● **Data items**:
· · · · · · ·

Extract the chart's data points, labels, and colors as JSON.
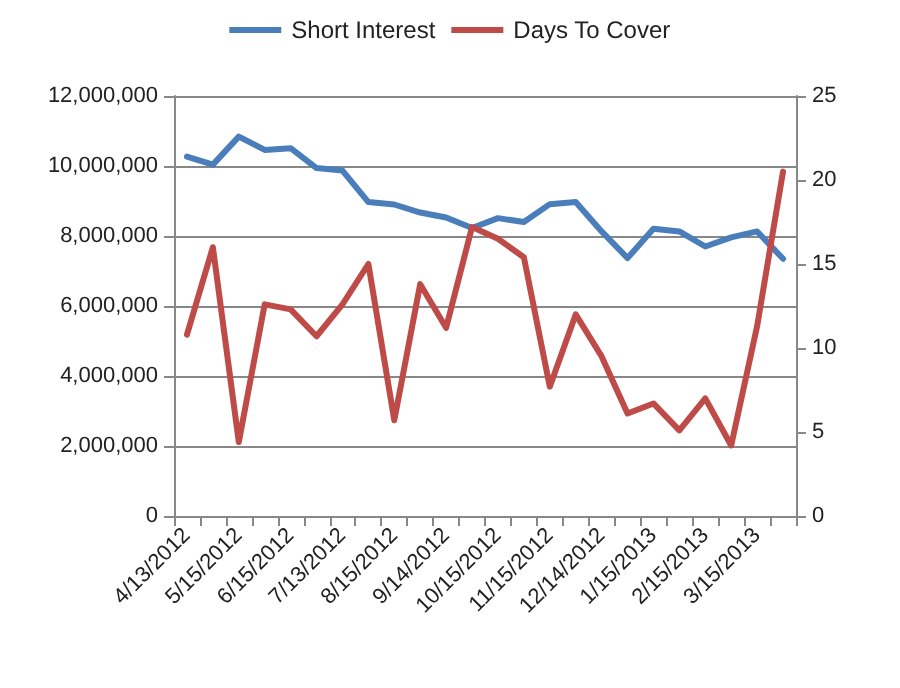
{
  "chart_data": {
    "type": "line",
    "categories": [
      "4/13/2012",
      null,
      "5/15/2012",
      null,
      "6/15/2012",
      null,
      "7/13/2012",
      null,
      "8/15/2012",
      null,
      "9/14/2012",
      null,
      "10/15/2012",
      null,
      "11/15/2012",
      null,
      "12/14/2012",
      null,
      "1/15/2013",
      null,
      "2/15/2013",
      null,
      "3/15/2013",
      null
    ],
    "series": [
      {
        "name": "Short Interest",
        "color": "#4a7ebb",
        "values": [
          10270000,
          10040000,
          10840000,
          10460000,
          10510000,
          9940000,
          9870000,
          8970000,
          8900000,
          8670000,
          8530000,
          8230000,
          8510000,
          8400000,
          8910000,
          8970000,
          8130000,
          7370000,
          8210000,
          8130000,
          7700000,
          7960000,
          8130000,
          7350000
        ]
      },
      {
        "name": "Days To Cover",
        "color": "#be4b48",
        "axis": "y2",
        "values": [
          10.8,
          16.0,
          4.4,
          12.6,
          12.3,
          10.7,
          12.6,
          15.0,
          5.7,
          13.8,
          11.2,
          17.2,
          16.5,
          15.4,
          7.7,
          12.0,
          9.5,
          6.1,
          6.7,
          5.1,
          7.0,
          4.2,
          11.3,
          20.5
        ]
      }
    ],
    "ylim": [
      0,
      12000000
    ],
    "yticks": [
      {
        "value": 0,
        "label": "0"
      },
      {
        "value": 2000000,
        "label": "2,000,000"
      },
      {
        "value": 4000000,
        "label": "4,000,000"
      },
      {
        "value": 6000000,
        "label": "6,000,000"
      },
      {
        "value": 8000000,
        "label": "8,000,000"
      },
      {
        "value": 10000000,
        "label": "10,000,000"
      },
      {
        "value": 12000000,
        "label": "12,000,000"
      }
    ],
    "y2lim": [
      0,
      25
    ],
    "y2ticks": [
      0,
      5,
      10,
      15,
      20,
      25
    ],
    "grid": "y",
    "legend": "top",
    "marker": "none",
    "line_style": "solid"
  }
}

· · · · · · ·

Pick each line holding the word "name" out of the data and copy it.

● **Answer for the task**:
        "name": "Short Interest",
        "name": "Days To Cover",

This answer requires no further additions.